▶ **Record list**
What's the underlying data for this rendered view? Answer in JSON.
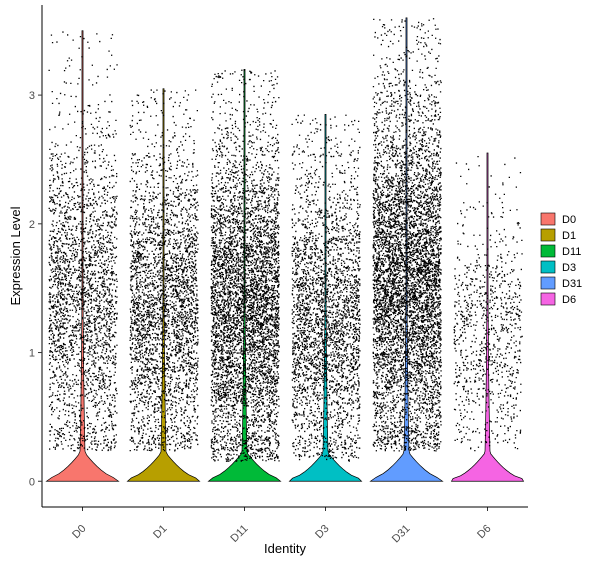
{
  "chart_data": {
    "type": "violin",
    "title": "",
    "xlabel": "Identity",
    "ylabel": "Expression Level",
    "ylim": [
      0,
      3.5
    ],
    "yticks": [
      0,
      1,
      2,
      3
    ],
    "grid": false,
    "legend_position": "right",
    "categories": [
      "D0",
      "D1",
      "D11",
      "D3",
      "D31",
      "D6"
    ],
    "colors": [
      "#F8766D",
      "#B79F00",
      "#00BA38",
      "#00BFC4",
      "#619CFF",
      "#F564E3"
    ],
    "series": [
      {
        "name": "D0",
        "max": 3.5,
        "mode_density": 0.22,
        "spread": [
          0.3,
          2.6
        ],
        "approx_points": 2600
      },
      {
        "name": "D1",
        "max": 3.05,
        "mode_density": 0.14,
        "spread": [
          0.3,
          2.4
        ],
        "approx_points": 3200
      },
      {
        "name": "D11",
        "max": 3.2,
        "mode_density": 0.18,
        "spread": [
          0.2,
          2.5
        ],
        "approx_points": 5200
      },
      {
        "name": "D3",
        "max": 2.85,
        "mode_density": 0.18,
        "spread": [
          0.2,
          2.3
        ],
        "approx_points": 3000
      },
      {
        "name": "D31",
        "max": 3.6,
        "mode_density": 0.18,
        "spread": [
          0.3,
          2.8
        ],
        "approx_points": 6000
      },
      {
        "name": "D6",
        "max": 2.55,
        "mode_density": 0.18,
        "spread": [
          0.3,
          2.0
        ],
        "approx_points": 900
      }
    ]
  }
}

▶ **What is required**
Quote the listing above in full, except for the pictures.

▶ **Result below**
What's the underlying data for this rendered view? Answer in JSON.
{
  "chart_data": {
    "type": "violin",
    "title": "",
    "xlabel": "Identity",
    "ylabel": "Expression Level",
    "ylim": [
      0,
      3.5
    ],
    "yticks": [
      0,
      1,
      2,
      3
    ],
    "grid": false,
    "legend_position": "right",
    "categories": [
      "D0",
      "D1",
      "D11",
      "D3",
      "D31",
      "D6"
    ],
    "colors": [
      "#F8766D",
      "#B79F00",
      "#00BA38",
      "#00BFC4",
      "#619CFF",
      "#F564E3"
    ],
    "series": [
      {
        "name": "D0",
        "max": 3.5,
        "mode_density": 0.22,
        "spread": [
          0.3,
          2.6
        ],
        "approx_points": 2600
      },
      {
        "name": "D1",
        "max": 3.05,
        "mode_density": 0.14,
        "spread": [
          0.3,
          2.4
        ],
        "approx_points": 3200
      },
      {
        "name": "D11",
        "max": 3.2,
        "mode_density": 0.18,
        "spread": [
          0.2,
          2.5
        ],
        "approx_points": 5200
      },
      {
        "name": "D3",
        "max": 2.85,
        "mode_density": 0.18,
        "spread": [
          0.2,
          2.3
        ],
        "approx_points": 3000
      },
      {
        "name": "D31",
        "max": 3.6,
        "mode_density": 0.18,
        "spread": [
          0.3,
          2.8
        ],
        "approx_points": 6000
      },
      {
        "name": "D6",
        "max": 2.55,
        "mode_density": 0.18,
        "spread": [
          0.3,
          2.0
        ],
        "approx_points": 900
      }
    ]
  }
}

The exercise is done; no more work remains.